CONSIGNE DONNÉE A >> Veuillez recopier à l'identique l'extrait de page, tout le passage allant de « En effet, c'est » jusqu'à « devoir de vigilance. ».

EXTRAIT DE PAGE >>
/---
En effet, c'est seulement à cette date, à la suite du procès de Cédric Herrou, et sous la pression des associations que ce principe a été reconnu constitutionnel...
Voilà qui en dit long.

Tu as raison Olivier de bousculer nos certitudes, nos convictions pas toujours étayées... Notre pays s'est fait épingler à plusieurs reprises pour ses violations des droits... même si, ne l'oublions pas, nous sommes loin d'être les pires en la matière. Mais nous avons un devoir de vigilance.



*Professeur de droit à l’Université Paris I Panthéon-Sorbonne, docteur en droit et agrégée de droit privé et sciences criminelles, licenciée ès lettres, présidente de la Commission nationale consultative des droits de l'homme(CNCDH) jusqu'en Novembre 2018… (Source internet)
\---
ENTRÉES >>
/---
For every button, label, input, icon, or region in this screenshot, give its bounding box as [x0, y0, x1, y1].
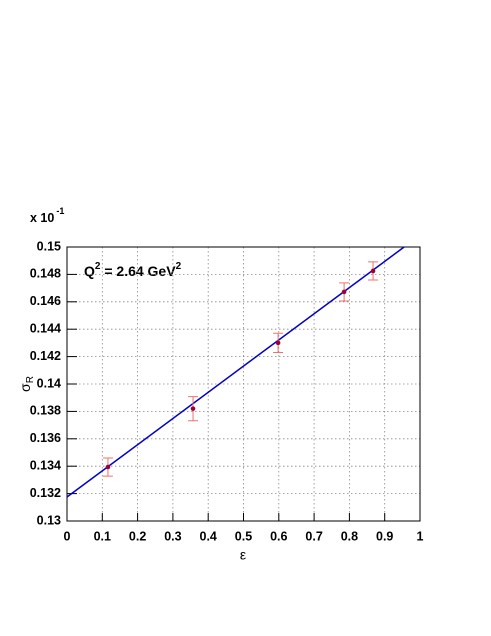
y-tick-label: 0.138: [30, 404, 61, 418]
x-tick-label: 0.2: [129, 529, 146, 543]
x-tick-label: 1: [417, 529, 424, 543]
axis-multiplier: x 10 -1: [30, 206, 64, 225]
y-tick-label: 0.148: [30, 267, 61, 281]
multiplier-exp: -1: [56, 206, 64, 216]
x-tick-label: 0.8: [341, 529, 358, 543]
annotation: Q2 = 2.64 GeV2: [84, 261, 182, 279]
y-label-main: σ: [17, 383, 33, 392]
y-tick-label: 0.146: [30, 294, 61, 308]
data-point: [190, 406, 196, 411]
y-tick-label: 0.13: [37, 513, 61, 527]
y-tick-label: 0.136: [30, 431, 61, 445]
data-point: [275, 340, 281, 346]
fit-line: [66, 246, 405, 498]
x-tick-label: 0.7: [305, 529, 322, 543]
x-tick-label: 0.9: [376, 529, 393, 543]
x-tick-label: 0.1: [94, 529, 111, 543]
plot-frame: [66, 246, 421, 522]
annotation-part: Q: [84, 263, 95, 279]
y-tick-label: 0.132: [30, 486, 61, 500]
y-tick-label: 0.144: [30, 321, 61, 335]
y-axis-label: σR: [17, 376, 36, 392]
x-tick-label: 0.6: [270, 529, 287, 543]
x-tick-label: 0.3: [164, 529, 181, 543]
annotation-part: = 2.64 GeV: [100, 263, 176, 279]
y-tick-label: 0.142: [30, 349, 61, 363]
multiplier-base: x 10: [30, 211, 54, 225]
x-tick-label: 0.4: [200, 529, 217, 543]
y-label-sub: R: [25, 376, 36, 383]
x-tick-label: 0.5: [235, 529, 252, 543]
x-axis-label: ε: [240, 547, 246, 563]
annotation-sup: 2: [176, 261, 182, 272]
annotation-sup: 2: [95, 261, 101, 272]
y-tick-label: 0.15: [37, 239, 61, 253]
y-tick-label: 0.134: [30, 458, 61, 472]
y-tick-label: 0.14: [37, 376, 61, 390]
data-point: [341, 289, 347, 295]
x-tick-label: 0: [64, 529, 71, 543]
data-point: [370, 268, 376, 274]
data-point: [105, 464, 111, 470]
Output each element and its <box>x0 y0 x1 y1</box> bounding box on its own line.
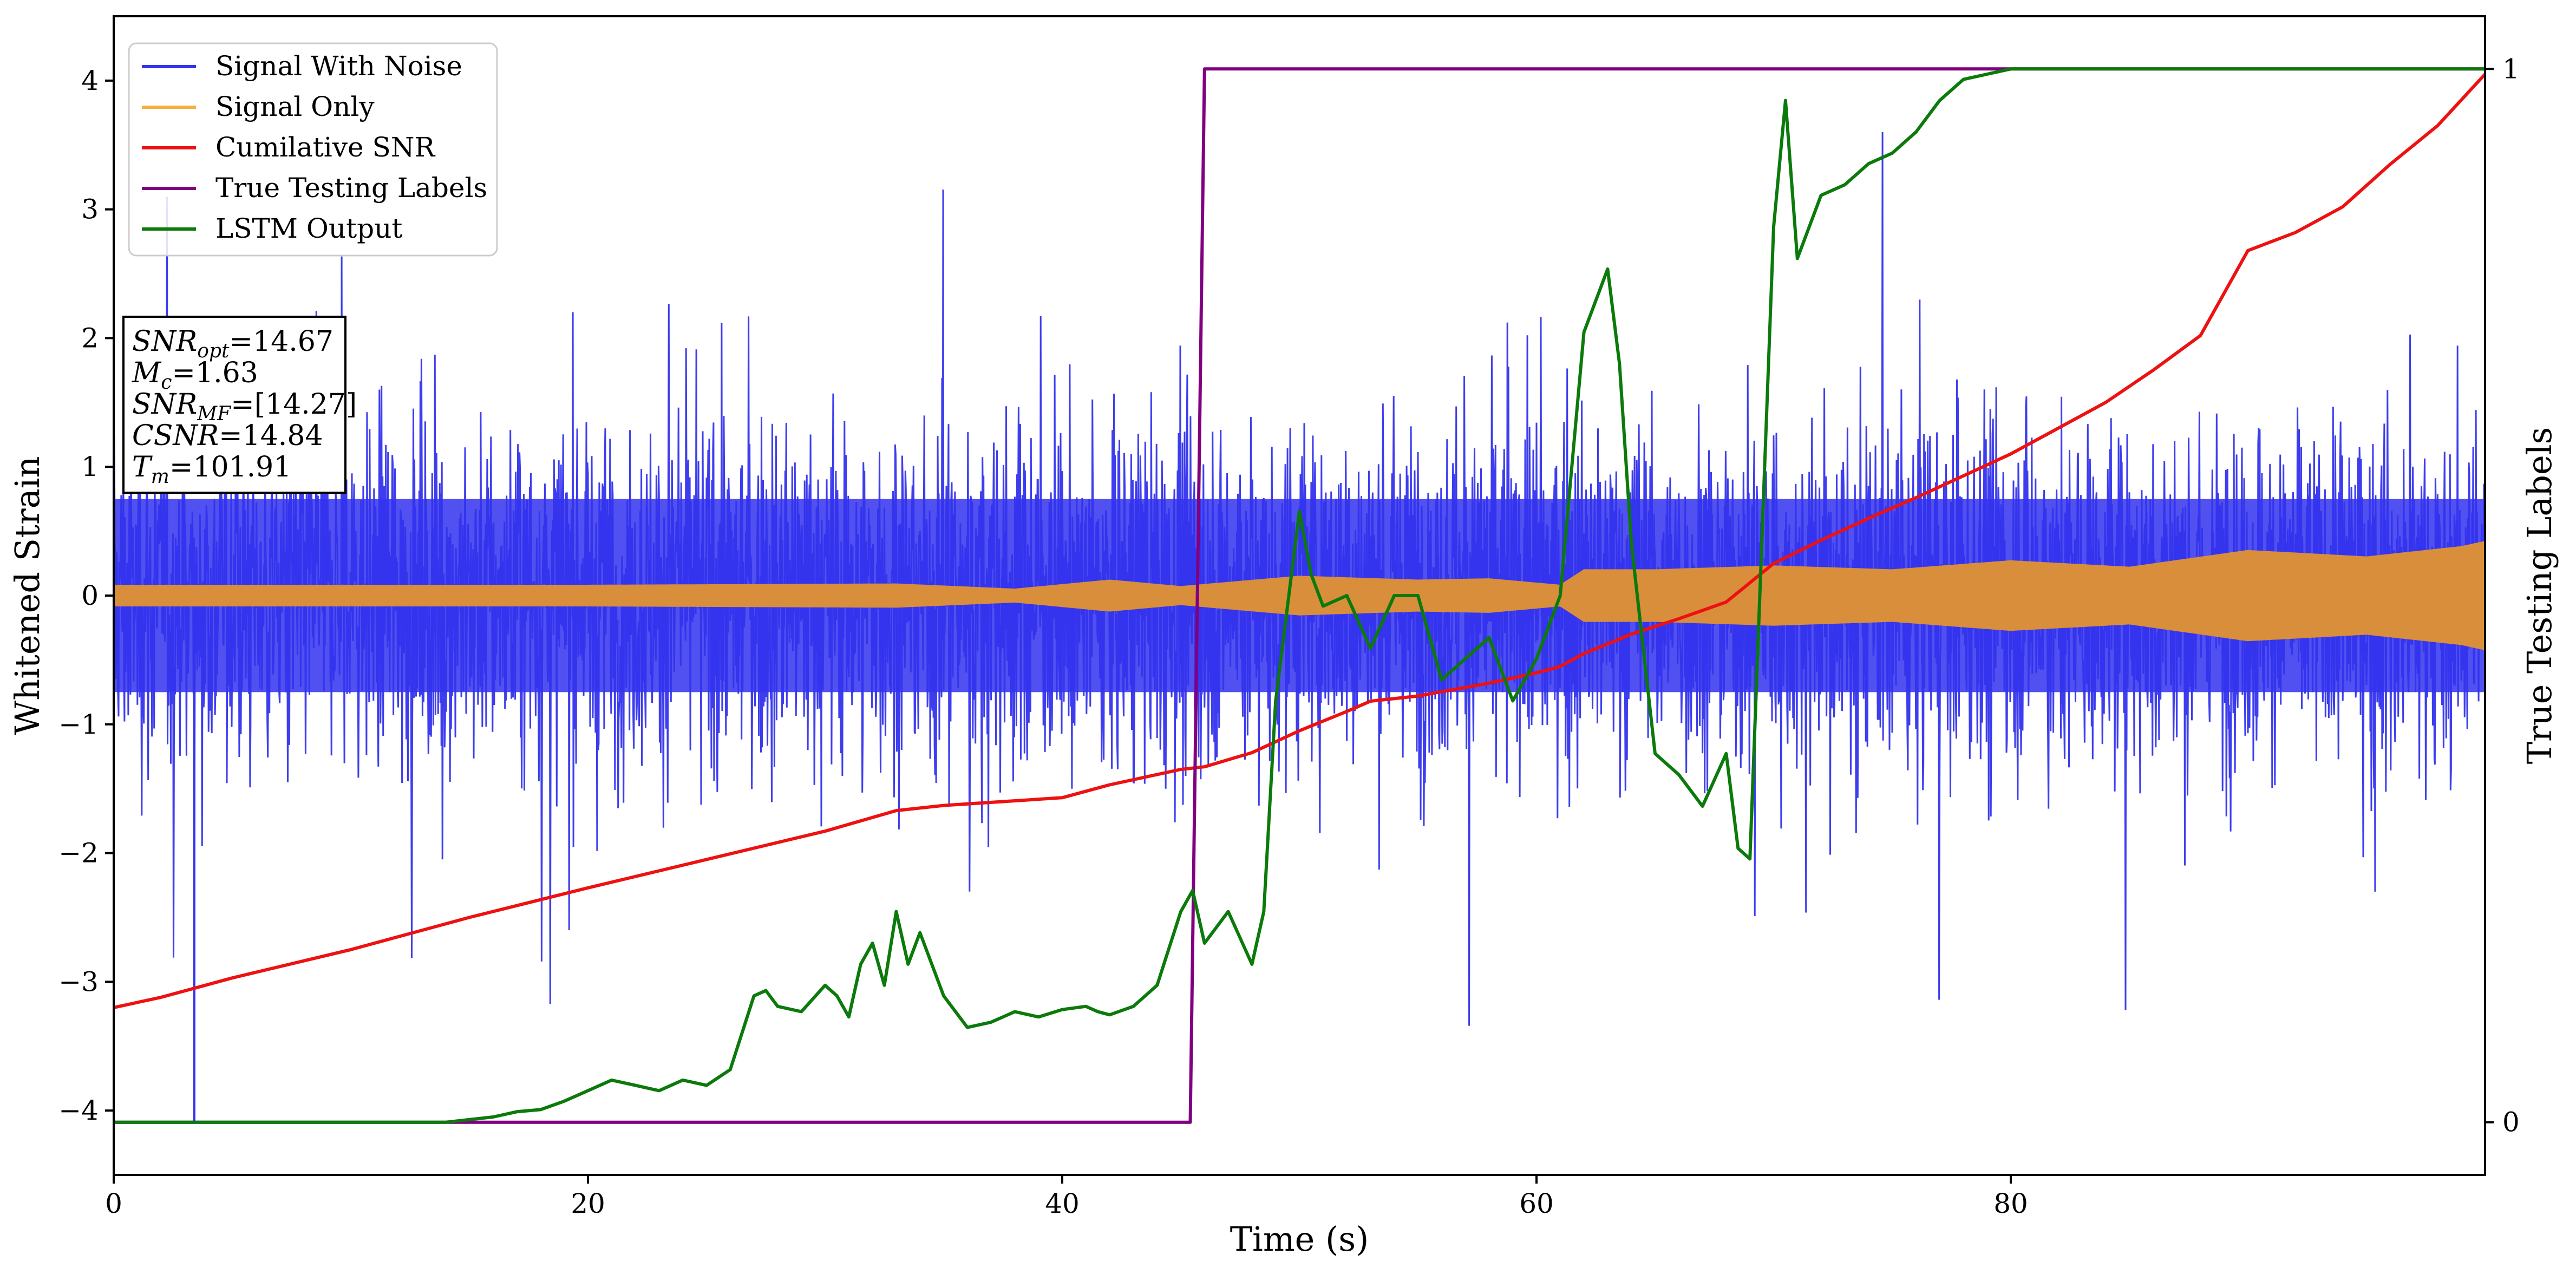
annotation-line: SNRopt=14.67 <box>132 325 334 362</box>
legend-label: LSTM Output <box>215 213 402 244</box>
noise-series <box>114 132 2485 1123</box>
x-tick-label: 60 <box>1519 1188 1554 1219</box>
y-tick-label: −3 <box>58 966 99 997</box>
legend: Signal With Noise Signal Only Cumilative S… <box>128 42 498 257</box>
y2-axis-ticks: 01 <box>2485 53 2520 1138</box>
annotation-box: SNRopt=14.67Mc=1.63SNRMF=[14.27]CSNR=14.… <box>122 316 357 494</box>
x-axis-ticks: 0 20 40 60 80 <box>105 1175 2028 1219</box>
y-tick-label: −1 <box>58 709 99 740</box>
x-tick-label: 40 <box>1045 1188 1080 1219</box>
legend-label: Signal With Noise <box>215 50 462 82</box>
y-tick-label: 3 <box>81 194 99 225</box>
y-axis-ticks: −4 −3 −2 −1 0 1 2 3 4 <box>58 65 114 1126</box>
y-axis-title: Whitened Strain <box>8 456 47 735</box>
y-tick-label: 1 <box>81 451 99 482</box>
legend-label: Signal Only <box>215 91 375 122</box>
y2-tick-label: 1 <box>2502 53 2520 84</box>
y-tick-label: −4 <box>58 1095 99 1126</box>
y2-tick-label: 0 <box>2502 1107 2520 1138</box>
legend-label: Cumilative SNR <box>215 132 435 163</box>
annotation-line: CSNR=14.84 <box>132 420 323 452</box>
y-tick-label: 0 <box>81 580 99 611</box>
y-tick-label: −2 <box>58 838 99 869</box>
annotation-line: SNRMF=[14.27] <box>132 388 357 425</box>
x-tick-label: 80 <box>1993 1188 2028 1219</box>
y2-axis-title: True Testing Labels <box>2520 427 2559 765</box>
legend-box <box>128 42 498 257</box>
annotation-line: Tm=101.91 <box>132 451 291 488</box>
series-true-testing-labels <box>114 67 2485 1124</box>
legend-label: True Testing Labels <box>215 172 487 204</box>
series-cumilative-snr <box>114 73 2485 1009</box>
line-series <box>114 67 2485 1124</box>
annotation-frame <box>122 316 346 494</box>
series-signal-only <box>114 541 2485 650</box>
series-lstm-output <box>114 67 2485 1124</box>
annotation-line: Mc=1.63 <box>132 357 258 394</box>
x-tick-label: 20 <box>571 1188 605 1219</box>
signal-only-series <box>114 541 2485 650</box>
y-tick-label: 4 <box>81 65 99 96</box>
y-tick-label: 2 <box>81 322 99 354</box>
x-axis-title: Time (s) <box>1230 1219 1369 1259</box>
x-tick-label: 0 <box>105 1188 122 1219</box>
\---
CONSIGNE DONNÉE B >> Transcrivez sans rien changer les lignes des entrées allant de celle qui contient « annotation-line: SNRopt=14.67 <box>132 » jusqu'à celle qui contient « y-tick-label: −3 <box>58 966 99 997</box> », ces deux lignes comprises, et rien d'autre.

RÉPONSE ATTENDUE A >>
En effet, c'est seulement à cette date, à la suite du procès de Cédric Herrou, et sous la pression des associations que ce principe a été reconnu constitutionnel...
Voilà qui en dit long.

Tu as raison Olivier de bousculer nos certitudes, nos convictions pas toujours étayées... Notre pays s'est fait épingler à plusieurs reprises pour ses violations des droits... même si, ne l'oublions pas, nous sommes loin d'être les pires en la matière. Mais nous avons un devoir de vigilance.

RÉPONSE ATTENDUE B >>
annotation-line: SNRopt=14.67 <box>132 325 334 362</box>
legend-label: LSTM Output <box>215 213 402 244</box>
noise-series <box>114 132 2485 1123</box>
x-tick-label: 60 <box>1519 1188 1554 1219</box>
y-tick-label: −3 <box>58 966 99 997</box>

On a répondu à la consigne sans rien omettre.